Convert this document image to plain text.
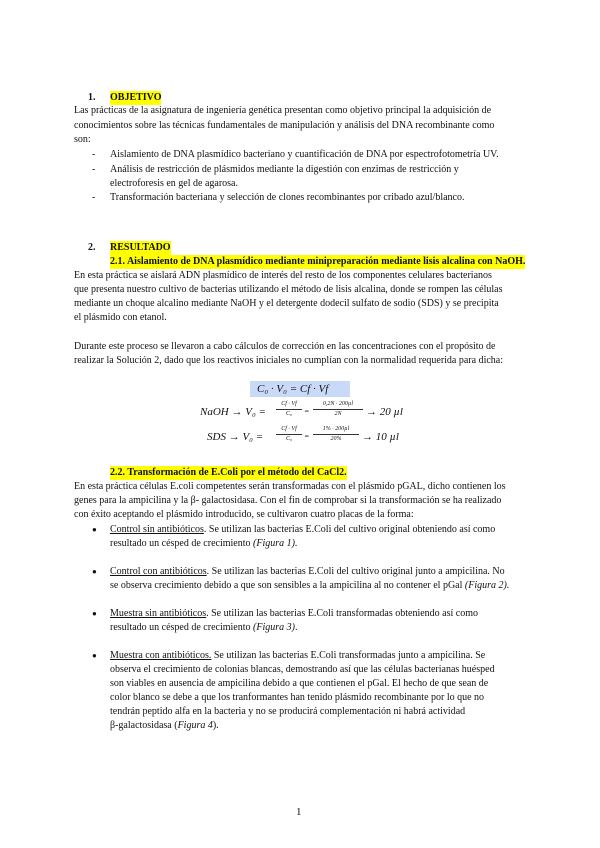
1. OBJETIVO
Las prácticas de la asignatura de ingeniería genética presentan como objetivo principal la adquisición de
conocimientos sobre las técnicas fundamentales de manipulación y análisis del DNA recombinante como
son:
- Aislamiento de DNA plasmídico bacteriano y cuantificación de DNA por espectrofotometría UV.
- Análisis de restricción de plásmidos mediante la digestión con enzimas de restricción y
electroforesis en gel de agarosa.
- Transformación bacteriana y selección de clones recombinantes por cribado azul/blanco.
2. RESULTADO
2.1. Aislamiento de DNA plasmídico mediante minipreparación mediante lisis alcalina con NaOH.
En esta práctica se aislará ADN plasmídico de interés del resto de los componentes celulares bacterianos
que presenta nuestro cultivo de bacterias utilizando el método de lisis alcalina, donde se rompen las células
mediante un choque alcalino mediante NaOH y el detergente dodecil sulfato de sodio (SDS) y se precipita
el plásmido con etanol.
Durante este proceso se llevaron a cabo cálculos de corrección en las concentraciones con el propósito de
realizar la Solución 2, dado que los reactivos iniciales no cumplían con la normalidad requerida para dicha:
C₀ · V₀ = Cf · Vf
NaOH → V₀ =
Cf · Vf
C₀	=
0,2N · 200µl
2N	→ 20 µl
SDS → V₀ =
Cf · Vf
C₀	=
1% · 200µl
20%	→ 10 µl
2.2. Transformación de E.Coli por el método del CaCl2.
En esta práctica células E.coli competentes serán transformadas con el plásmido pGAL, dicho contienen los
genes para la ampicilina y la β- galactosidasa. Con el fin de comprobar si la transformación se ha realizado
con éxito aceptando el plásmido introducido, se cultivaron cuatro placas de la forma:
● Control sin antibióticos. Se utilizan las bacterias E.Coli del cultivo original obteniendo así como
resultado un césped de crecimiento (Figura 1).
● Control con antibióticos. Se utilizan las bacterias E.Coli del cultivo original junto a ampicilina. No
se observa crecimiento debido a que son sensibles a la ampicilina al no contener el pGal (Figura 2).
● Muestra sin antibióticos. Se utilizan las bacterias E.Coli transformadas obteniendo así como
resultado un césped de crecimiento (Figura 3).
● Muestra con antibióticos. Se utilizan las bacterias E.Coli transformadas junto a ampicilina. Se
observa el crecimiento de colonias blancas, demostrando así que las células bacterianas huésped
son viables en ausencia de ampicilina debido a que contienen el pGal. El hecho de que sean de
color blanco se debe a que los tranformantes han tenido plásmido recombinante por lo que no
tendrán peptido alfa en la bacteria y no se producirá complementación ni habrá actividad
β-galactosidasa (Figura 4).
1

_ _ _ _ _

*Goal of the exercise*: Report every line in the data above in which the word "galactosidasa" appears.

*Task answer*:
genes para la ampicilina y la β- galactosidasa. Con el fin de comprobar si la transformación se ha realizado
β-galactosidasa (Figura 4).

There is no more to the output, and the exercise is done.